* **AIM**: Count every line of the material that holds the string "positive". Respond with the total only.

◆ ◆ ◆ ◆ ◆ ◆ ◆

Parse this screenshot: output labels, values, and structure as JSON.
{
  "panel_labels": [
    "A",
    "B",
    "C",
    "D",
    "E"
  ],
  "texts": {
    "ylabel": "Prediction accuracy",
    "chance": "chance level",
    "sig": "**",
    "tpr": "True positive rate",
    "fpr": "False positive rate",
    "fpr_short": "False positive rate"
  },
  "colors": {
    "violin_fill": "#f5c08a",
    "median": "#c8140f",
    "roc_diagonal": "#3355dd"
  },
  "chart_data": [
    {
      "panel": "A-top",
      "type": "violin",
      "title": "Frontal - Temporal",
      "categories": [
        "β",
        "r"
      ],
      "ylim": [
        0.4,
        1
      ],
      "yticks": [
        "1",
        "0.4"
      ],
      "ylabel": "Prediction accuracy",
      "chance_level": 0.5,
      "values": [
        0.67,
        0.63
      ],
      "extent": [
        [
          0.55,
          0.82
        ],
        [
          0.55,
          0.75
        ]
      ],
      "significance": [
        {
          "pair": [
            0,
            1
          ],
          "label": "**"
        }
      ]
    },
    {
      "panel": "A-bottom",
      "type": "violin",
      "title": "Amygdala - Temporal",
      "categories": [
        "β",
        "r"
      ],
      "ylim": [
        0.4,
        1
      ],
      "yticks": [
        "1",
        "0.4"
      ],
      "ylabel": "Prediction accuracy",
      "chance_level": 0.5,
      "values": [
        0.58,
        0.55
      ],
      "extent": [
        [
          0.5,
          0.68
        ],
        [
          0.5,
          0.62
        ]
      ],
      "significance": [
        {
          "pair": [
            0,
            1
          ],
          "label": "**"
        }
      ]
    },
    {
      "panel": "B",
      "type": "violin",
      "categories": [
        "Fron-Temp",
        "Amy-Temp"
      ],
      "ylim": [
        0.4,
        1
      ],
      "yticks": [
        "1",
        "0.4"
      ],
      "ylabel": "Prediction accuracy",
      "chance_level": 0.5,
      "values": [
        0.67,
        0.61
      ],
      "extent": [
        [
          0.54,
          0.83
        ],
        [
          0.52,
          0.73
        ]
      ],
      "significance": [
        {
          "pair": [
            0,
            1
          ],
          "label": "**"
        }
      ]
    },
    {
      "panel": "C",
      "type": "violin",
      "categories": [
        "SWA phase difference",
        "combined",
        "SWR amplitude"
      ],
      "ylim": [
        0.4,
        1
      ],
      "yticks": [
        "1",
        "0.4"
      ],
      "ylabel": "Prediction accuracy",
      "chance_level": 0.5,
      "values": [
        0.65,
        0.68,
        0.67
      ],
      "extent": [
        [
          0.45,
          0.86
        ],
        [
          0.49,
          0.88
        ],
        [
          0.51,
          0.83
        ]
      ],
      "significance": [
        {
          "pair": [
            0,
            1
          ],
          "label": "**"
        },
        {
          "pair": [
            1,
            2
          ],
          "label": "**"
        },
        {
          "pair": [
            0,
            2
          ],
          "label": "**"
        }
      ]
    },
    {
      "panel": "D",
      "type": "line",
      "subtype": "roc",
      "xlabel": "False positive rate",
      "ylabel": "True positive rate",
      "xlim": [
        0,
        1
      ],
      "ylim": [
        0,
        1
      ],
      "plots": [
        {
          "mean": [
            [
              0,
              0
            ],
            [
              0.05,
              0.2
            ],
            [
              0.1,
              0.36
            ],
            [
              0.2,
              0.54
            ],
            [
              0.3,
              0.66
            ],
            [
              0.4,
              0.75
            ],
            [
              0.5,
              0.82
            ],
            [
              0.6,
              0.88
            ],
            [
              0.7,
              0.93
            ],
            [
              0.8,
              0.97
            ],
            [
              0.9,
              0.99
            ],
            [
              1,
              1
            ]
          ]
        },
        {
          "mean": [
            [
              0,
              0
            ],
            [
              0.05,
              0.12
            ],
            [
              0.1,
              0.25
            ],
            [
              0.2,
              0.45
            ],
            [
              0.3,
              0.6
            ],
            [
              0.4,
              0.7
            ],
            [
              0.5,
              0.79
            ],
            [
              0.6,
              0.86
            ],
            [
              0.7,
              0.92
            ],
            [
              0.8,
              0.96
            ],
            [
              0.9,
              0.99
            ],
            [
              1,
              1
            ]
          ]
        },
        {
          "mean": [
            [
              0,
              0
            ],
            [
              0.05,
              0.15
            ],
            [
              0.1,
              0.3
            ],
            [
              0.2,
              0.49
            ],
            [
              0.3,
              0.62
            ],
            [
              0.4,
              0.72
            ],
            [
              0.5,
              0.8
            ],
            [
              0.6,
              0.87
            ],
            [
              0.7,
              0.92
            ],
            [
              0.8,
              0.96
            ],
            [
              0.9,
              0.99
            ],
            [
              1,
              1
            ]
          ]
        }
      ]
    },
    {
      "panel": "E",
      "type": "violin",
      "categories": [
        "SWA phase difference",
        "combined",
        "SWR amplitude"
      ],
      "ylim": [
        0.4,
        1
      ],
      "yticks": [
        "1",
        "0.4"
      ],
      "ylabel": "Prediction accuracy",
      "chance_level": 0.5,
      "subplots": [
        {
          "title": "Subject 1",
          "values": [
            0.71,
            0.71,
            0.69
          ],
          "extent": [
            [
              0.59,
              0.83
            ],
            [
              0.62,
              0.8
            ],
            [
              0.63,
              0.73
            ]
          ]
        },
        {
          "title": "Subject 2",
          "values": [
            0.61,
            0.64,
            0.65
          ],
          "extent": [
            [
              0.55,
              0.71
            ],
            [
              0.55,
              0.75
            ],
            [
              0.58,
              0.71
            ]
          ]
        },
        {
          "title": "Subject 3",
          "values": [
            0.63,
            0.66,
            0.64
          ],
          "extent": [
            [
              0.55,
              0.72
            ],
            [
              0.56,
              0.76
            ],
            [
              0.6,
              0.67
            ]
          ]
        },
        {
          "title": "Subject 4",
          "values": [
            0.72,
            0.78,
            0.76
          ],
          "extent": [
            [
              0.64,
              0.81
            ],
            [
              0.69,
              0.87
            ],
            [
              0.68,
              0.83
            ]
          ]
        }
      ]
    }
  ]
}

◆ ◆ ◆ ◆ ◆ ◆ ◆

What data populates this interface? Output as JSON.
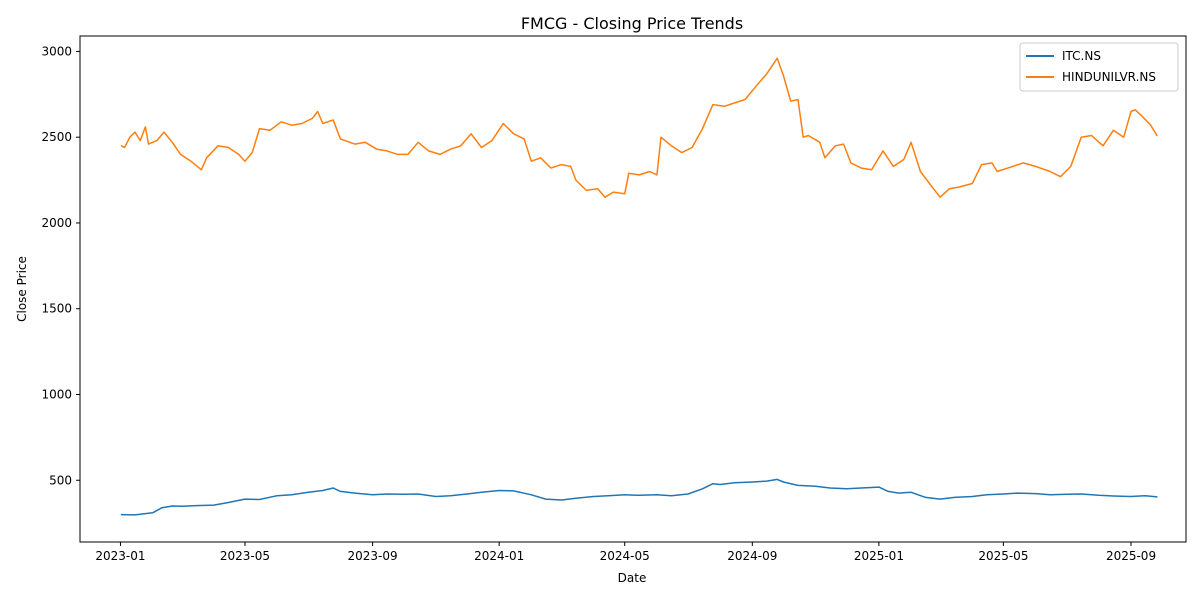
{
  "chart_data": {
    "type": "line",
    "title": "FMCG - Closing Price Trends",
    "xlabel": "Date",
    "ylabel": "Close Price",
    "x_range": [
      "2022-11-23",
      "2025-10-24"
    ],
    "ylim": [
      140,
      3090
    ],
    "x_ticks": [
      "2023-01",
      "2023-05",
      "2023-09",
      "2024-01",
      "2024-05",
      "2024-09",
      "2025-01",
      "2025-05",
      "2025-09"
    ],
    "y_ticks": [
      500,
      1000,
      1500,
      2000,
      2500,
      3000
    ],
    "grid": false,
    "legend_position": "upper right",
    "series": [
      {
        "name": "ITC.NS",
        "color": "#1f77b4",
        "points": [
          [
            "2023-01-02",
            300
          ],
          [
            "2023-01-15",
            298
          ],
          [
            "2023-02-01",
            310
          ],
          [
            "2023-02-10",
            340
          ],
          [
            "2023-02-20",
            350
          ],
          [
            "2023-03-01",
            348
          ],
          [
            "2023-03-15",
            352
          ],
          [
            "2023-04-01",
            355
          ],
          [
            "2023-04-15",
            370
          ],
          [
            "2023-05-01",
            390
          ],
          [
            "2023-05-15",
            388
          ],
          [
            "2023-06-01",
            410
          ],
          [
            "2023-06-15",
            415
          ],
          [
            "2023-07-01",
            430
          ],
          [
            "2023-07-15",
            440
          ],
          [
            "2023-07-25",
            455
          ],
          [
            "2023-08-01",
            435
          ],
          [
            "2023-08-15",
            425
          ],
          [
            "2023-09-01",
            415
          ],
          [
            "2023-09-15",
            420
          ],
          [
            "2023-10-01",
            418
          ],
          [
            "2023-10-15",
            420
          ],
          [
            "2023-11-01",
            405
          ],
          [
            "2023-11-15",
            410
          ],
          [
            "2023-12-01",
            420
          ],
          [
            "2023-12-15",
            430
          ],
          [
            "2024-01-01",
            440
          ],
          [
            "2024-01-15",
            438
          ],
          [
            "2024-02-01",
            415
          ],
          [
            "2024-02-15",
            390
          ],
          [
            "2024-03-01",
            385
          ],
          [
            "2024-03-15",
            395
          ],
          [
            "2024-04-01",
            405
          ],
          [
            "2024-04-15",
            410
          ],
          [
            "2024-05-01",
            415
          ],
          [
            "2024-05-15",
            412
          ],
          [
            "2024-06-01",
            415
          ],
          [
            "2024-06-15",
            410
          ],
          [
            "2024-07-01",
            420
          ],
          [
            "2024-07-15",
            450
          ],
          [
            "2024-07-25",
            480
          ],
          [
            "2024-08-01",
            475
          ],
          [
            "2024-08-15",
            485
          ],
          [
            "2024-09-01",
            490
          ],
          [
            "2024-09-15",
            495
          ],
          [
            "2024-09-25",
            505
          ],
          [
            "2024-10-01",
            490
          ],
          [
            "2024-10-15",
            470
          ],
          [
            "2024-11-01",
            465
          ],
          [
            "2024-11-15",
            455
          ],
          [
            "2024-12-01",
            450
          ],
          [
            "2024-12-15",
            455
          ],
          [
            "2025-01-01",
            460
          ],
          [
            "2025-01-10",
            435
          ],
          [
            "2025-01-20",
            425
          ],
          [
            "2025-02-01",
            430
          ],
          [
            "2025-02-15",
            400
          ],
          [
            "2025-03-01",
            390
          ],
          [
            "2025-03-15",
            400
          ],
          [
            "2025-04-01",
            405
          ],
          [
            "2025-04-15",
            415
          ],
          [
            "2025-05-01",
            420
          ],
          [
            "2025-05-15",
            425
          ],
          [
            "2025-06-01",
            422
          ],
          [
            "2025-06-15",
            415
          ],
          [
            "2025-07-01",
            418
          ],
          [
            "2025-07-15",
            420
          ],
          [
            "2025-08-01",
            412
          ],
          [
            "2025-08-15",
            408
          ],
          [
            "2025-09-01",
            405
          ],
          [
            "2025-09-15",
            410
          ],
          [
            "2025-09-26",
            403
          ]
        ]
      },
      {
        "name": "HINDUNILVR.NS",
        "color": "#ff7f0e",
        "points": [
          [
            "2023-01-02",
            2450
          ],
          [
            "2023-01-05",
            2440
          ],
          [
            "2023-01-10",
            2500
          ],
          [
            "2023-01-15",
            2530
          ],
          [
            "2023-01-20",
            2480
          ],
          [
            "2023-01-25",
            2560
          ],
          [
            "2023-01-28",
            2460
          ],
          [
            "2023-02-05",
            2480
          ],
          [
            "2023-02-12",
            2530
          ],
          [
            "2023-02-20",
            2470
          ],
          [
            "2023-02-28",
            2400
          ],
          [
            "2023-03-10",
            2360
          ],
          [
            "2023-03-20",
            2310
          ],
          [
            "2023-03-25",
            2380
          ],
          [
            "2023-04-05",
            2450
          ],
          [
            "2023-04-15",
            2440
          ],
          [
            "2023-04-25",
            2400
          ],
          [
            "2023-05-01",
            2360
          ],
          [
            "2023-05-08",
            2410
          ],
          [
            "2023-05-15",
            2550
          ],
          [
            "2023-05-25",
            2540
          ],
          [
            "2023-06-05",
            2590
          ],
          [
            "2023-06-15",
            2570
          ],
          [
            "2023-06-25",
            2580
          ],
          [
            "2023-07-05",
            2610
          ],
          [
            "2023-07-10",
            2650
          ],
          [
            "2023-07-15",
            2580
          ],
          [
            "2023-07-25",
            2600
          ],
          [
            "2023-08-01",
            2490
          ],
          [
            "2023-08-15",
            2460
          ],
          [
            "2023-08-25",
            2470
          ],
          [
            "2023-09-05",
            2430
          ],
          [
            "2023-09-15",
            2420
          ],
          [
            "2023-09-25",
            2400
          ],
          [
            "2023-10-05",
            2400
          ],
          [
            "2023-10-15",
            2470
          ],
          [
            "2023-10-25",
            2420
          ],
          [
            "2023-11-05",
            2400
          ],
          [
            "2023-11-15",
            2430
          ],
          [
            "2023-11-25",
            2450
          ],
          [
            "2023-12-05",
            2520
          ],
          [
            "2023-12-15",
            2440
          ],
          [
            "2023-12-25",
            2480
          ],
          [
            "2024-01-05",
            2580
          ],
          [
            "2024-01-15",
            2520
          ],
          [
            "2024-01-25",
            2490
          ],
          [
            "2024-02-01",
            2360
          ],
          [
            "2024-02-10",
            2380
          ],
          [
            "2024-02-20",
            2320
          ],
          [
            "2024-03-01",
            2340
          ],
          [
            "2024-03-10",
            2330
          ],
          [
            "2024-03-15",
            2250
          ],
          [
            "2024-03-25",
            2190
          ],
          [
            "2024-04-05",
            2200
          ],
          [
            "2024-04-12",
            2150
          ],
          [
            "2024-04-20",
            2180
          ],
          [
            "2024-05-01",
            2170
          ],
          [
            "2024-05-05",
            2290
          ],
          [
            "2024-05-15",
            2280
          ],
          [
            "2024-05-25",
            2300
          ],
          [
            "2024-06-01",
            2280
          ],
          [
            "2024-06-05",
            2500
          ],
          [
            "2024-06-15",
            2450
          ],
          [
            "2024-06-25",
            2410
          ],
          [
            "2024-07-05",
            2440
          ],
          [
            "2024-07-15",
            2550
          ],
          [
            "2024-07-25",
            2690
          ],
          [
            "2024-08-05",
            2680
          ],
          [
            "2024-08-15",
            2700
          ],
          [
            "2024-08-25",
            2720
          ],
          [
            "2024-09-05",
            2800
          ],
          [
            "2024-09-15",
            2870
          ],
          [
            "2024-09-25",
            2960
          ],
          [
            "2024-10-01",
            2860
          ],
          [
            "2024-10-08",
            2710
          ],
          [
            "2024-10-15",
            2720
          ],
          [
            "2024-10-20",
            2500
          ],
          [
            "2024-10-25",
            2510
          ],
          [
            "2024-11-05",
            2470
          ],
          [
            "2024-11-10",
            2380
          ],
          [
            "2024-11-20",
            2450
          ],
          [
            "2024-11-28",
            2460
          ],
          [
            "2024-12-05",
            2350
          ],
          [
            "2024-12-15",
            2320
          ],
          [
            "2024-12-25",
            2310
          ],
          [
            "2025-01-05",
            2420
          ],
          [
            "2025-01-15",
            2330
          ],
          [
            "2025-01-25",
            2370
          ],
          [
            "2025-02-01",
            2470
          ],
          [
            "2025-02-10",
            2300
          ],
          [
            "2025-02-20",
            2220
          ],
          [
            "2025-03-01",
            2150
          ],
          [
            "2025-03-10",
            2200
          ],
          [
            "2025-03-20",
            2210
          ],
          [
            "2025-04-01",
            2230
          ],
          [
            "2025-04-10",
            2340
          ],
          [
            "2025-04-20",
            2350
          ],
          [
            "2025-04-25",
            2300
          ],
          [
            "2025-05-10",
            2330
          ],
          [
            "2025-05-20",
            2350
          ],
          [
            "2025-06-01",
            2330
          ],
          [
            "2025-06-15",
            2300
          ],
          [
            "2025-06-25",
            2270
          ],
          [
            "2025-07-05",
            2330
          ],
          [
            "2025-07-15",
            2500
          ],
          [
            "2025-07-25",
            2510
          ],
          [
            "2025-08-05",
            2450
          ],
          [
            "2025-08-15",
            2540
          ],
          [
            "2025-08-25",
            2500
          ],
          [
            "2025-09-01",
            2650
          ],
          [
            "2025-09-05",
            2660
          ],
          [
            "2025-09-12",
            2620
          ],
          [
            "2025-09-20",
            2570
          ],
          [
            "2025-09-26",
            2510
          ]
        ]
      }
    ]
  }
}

◆ ◆ ◆ ◆ ◆ ◆ ◆

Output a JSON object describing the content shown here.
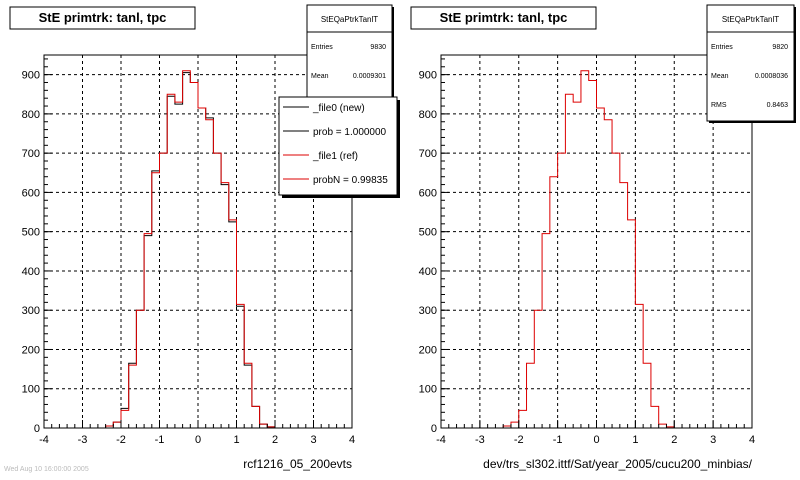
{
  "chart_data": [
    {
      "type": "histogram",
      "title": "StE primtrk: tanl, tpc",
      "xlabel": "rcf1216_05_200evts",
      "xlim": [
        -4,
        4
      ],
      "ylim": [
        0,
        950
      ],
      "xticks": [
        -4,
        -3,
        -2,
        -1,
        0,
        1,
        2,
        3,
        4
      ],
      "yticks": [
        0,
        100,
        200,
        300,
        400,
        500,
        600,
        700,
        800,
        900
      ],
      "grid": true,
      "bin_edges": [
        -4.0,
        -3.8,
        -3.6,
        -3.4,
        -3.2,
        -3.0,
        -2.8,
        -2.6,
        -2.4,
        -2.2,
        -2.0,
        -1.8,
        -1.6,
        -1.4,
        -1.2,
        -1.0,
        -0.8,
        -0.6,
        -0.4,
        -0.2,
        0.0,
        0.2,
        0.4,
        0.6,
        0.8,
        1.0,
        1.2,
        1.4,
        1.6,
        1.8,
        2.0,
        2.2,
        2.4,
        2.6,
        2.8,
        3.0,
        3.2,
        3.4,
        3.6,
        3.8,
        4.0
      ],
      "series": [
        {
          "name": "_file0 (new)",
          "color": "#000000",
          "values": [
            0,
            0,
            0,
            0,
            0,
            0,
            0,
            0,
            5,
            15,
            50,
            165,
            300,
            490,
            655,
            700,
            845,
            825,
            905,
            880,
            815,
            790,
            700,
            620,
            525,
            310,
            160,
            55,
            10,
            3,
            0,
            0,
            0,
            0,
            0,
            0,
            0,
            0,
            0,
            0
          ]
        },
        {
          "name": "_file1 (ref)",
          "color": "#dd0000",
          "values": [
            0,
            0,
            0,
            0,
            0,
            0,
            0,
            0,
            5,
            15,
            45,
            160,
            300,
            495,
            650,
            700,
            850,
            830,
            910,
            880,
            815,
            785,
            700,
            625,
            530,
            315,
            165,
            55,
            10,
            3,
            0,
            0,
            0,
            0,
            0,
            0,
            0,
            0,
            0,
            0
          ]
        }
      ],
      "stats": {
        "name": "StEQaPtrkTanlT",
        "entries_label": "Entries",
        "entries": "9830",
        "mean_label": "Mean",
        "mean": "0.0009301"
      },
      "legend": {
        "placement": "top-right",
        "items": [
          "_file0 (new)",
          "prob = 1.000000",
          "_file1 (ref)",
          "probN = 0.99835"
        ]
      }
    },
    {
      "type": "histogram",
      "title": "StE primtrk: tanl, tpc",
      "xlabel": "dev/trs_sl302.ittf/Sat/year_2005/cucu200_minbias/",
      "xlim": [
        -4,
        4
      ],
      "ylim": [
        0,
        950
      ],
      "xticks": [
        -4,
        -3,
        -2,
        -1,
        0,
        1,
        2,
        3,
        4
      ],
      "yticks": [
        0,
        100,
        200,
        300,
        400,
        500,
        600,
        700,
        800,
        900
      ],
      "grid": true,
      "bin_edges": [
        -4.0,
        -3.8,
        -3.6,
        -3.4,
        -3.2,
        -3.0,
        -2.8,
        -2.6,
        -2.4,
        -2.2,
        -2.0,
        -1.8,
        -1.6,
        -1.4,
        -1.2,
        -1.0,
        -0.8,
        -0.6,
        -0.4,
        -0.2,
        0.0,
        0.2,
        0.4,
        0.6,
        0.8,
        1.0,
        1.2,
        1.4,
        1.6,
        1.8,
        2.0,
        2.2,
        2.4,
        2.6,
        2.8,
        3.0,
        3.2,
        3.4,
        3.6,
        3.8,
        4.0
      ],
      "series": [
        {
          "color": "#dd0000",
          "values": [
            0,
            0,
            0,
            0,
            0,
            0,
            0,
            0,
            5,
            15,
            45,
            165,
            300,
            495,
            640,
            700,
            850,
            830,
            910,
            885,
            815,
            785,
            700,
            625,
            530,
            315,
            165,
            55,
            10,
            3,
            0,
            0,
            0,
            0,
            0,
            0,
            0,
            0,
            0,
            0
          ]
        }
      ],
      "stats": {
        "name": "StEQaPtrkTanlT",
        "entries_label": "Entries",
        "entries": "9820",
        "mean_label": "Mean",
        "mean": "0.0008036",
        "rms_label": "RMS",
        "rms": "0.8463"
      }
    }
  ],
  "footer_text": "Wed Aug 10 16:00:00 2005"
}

◆ ◆ ◆ ◆ ◆ ◆ ◆

* **TASK RESULT**: 5